__Material for this exercise__
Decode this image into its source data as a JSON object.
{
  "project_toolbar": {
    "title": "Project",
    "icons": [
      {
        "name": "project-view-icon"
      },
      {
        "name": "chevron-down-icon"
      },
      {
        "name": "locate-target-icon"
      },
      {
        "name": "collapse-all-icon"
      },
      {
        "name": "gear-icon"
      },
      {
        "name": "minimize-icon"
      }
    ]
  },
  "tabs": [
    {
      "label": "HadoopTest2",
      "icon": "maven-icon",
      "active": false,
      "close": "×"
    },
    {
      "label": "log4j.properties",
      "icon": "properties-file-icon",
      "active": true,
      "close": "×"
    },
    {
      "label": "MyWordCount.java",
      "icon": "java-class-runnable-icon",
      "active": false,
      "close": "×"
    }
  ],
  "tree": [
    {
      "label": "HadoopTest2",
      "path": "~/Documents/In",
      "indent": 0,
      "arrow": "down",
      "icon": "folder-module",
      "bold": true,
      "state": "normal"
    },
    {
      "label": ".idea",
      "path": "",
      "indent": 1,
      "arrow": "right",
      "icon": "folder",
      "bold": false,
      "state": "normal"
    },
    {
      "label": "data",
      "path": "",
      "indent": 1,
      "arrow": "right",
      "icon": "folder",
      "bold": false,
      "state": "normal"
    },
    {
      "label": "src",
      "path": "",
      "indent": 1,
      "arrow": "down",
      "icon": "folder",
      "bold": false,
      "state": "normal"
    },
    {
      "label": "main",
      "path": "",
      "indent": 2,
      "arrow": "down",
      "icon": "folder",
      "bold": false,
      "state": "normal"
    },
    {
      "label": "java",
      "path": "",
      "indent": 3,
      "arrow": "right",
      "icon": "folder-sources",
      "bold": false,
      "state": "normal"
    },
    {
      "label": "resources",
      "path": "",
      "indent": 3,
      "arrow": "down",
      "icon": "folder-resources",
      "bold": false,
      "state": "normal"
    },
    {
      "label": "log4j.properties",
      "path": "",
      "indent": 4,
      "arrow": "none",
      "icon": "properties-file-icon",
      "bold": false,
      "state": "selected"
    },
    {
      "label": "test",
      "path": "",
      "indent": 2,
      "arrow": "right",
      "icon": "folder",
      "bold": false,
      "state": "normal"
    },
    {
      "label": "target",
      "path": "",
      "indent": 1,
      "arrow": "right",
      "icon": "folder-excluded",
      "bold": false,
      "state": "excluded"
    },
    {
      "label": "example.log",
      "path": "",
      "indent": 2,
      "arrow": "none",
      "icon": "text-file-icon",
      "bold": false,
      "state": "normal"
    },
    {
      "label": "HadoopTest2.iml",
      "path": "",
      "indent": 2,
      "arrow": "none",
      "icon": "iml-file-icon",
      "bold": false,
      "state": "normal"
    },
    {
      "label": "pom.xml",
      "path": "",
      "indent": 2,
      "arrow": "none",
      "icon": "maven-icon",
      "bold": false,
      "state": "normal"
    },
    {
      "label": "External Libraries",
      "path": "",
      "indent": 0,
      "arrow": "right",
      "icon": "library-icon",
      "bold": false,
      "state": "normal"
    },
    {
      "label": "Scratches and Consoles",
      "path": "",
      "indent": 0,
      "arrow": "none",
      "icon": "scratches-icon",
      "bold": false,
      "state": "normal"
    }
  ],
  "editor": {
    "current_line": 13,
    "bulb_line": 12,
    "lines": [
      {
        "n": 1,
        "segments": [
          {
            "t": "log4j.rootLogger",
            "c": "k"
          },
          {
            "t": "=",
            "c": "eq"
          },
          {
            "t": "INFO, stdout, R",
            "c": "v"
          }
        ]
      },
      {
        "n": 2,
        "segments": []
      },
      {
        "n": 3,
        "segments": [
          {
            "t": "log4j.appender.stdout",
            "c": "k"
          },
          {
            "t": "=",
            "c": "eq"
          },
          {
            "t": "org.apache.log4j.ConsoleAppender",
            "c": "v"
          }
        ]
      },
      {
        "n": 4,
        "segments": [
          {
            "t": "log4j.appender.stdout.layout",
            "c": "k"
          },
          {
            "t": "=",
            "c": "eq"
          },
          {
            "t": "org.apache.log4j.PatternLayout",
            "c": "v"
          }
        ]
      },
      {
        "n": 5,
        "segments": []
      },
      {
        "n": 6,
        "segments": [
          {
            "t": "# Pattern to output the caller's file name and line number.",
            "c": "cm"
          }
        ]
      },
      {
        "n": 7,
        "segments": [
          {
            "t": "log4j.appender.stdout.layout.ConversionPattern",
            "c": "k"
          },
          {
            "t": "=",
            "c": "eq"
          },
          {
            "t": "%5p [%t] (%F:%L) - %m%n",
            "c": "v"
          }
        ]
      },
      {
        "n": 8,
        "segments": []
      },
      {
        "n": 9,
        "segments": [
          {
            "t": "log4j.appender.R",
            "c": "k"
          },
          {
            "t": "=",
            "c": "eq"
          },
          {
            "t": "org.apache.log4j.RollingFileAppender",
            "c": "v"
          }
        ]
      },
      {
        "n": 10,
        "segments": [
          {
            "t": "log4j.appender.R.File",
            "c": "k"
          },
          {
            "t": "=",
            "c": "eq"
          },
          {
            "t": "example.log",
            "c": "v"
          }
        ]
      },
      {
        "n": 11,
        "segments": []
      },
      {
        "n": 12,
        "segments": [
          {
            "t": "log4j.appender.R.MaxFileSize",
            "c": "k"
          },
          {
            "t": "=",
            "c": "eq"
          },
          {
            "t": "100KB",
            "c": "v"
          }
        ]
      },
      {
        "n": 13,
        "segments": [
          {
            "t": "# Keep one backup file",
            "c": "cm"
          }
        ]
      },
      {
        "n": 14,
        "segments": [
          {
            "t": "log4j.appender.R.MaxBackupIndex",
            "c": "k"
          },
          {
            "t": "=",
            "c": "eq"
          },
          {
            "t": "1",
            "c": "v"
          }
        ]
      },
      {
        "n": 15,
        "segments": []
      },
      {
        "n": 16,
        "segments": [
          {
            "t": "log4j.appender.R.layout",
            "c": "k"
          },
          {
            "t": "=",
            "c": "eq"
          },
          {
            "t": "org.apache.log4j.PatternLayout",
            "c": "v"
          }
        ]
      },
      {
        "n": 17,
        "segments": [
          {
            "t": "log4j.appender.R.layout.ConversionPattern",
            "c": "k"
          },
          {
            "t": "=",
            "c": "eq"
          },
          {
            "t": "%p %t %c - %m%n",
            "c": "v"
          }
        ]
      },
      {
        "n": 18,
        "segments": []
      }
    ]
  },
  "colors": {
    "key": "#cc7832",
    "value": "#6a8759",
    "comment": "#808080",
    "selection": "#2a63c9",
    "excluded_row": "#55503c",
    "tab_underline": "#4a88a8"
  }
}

__Task to carry out__
Reproduce every record above exactly as it appears.

__Correct output__
Decode this image into its source data as a JSON object.
{
  "project_toolbar": {
    "title": "Project",
    "icons": [
      {
        "name": "project-view-icon"
      },
      {
        "name": "chevron-down-icon"
      },
      {
        "name": "locate-target-icon"
      },
      {
        "name": "collapse-all-icon"
      },
      {
        "name": "gear-icon"
      },
      {
        "name": "minimize-icon"
      }
    ]
  },
  "tabs": [
    {
      "label": "HadoopTest2",
      "icon": "maven-icon",
      "active": false,
      "close": "×"
    },
    {
      "label": "log4j.properties",
      "icon": "properties-file-icon",
      "active": true,
      "close": "×"
    },
    {
      "label": "MyWordCount.java",
      "icon": "java-class-runnable-icon",
      "active": false,
      "close": "×"
    }
  ],
  "tree": [
    {
      "label": "HadoopTest2",
      "path": "~/Documents/In",
      "indent": 0,
      "arrow": "down",
      "icon": "folder-module",
      "bold": true,
      "state": "normal"
    },
    {
      "label": ".idea",
      "path": "",
      "indent": 1,
      "arrow": "right",
      "icon": "folder",
      "bold": false,
      "state": "normal"
    },
    {
      "label": "data",
      "path": "",
      "indent": 1,
      "arrow": "right",
      "icon": "folder",
      "bold": false,
      "state": "normal"
    },
    {
      "label": "src",
      "path": "",
      "indent": 1,
      "arrow": "down",
      "icon": "folder",
      "bold": false,
      "state": "normal"
    },
    {
      "label": "main",
      "path": "",
      "indent": 2,
      "arrow": "down",
      "icon": "folder",
      "bold": false,
      "state": "normal"
    },
    {
      "label": "java",
      "path": "",
      "indent": 3,
      "arrow": "right",
      "icon": "folder-sources",
      "bold": false,
      "state": "normal"
    },
    {
      "label": "resources",
      "path": "",
      "indent": 3,
      "arrow": "down",
      "icon": "folder-resources",
      "bold": false,
      "state": "normal"
    },
    {
      "label": "log4j.properties",
      "path": "",
      "indent": 4,
      "arrow": "none",
      "icon": "properties-file-icon",
      "bold": false,
      "state": "selected"
    },
    {
      "label": "test",
      "path": "",
      "indent": 2,
      "arrow": "right",
      "icon": "folder",
      "bold": false,
      "state": "normal"
    },
    {
      "label": "target",
      "path": "",
      "indent": 1,
      "arrow": "right",
      "icon": "folder-excluded",
      "bold": false,
      "state": "excluded"
    },
    {
      "label": "example.log",
      "path": "",
      "indent": 2,
      "arrow": "none",
      "icon": "text-file-icon",
      "bold": false,
      "state": "normal"
    },
    {
      "label": "HadoopTest2.iml",
      "path": "",
      "indent": 2,
      "arrow": "none",
      "icon": "iml-file-icon",
      "bold": false,
      "state": "normal"
    },
    {
      "label": "pom.xml",
      "path": "",
      "indent": 2,
      "arrow": "none",
      "icon": "maven-icon",
      "bold": false,
      "state": "normal"
    },
    {
      "label": "External Libraries",
      "path": "",
      "indent": 0,
      "arrow": "right",
      "icon": "library-icon",
      "bold": false,
      "state": "normal"
    },
    {
      "label": "Scratches and Consoles",
      "path": "",
      "indent": 0,
      "arrow": "none",
      "icon": "scratches-icon",
      "bold": false,
      "state": "normal"
    }
  ],
  "editor": {
    "current_line": 13,
    "bulb_line": 12,
    "lines": [
      {
        "n": 1,
        "segments": [
          {
            "t": "log4j.rootLogger",
            "c": "k"
          },
          {
            "t": "=",
            "c": "eq"
          },
          {
            "t": "INFO, stdout, R",
            "c": "v"
          }
        ]
      },
      {
        "n": 2,
        "segments": []
      },
      {
        "n": 3,
        "segments": [
          {
            "t": "log4j.appender.stdout",
            "c": "k"
          },
          {
            "t": "=",
            "c": "eq"
          },
          {
            "t": "org.apache.log4j.ConsoleAppender",
            "c": "v"
          }
        ]
      },
      {
        "n": 4,
        "segments": [
          {
            "t": "log4j.appender.stdout.layout",
            "c": "k"
          },
          {
            "t": "=",
            "c": "eq"
          },
          {
            "t": "org.apache.log4j.PatternLayout",
            "c": "v"
          }
        ]
      },
      {
        "n": 5,
        "segments": []
      },
      {
        "n": 6,
        "segments": [
          {
            "t": "# Pattern to output the caller's file name and line number.",
            "c": "cm"
          }
        ]
      },
      {
        "n": 7,
        "segments": [
          {
            "t": "log4j.appender.stdout.layout.ConversionPattern",
            "c": "k"
          },
          {
            "t": "=",
            "c": "eq"
          },
          {
            "t": "%5p [%t] (%F:%L) - %m%n",
            "c": "v"
          }
        ]
      },
      {
        "n": 8,
        "segments": []
      },
      {
        "n": 9,
        "segments": [
          {
            "t": "log4j.appender.R",
            "c": "k"
          },
          {
            "t": "=",
            "c": "eq"
          },
          {
            "t": "org.apache.log4j.RollingFileAppender",
            "c": "v"
          }
        ]
      },
      {
        "n": 10,
        "segments": [
          {
            "t": "log4j.appender.R.File",
            "c": "k"
          },
          {
            "t": "=",
            "c": "eq"
          },
          {
            "t": "example.log",
            "c": "v"
          }
        ]
      },
      {
        "n": 11,
        "segments": []
      },
      {
        "n": 12,
        "segments": [
          {
            "t": "log4j.appender.R.MaxFileSize",
            "c": "k"
          },
          {
            "t": "=",
            "c": "eq"
          },
          {
            "t": "100KB",
            "c": "v"
          }
        ]
      },
      {
        "n": 13,
        "segments": [
          {
            "t": "# Keep one backup file",
            "c": "cm"
          }
        ]
      },
      {
        "n": 14,
        "segments": [
          {
            "t": "log4j.appender.R.MaxBackupIndex",
            "c": "k"
          },
          {
            "t": "=",
            "c": "eq"
          },
          {
            "t": "1",
            "c": "v"
          }
        ]
      },
      {
        "n": 15,
        "segments": []
      },
      {
        "n": 16,
        "segments": [
          {
            "t": "log4j.appender.R.layout",
            "c": "k"
          },
          {
            "t": "=",
            "c": "eq"
          },
          {
            "t": "org.apache.log4j.PatternLayout",
            "c": "v"
          }
        ]
      },
      {
        "n": 17,
        "segments": [
          {
            "t": "log4j.appender.R.layout.ConversionPattern",
            "c": "k"
          },
          {
            "t": "=",
            "c": "eq"
          },
          {
            "t": "%p %t %c - %m%n",
            "c": "v"
          }
        ]
      },
      {
        "n": 18,
        "segments": []
      }
    ]
  },
  "colors": {
    "key": "#cc7832",
    "value": "#6a8759",
    "comment": "#808080",
    "selection": "#2a63c9",
    "excluded_row": "#55503c",
    "tab_underline": "#4a88a8"
  }
}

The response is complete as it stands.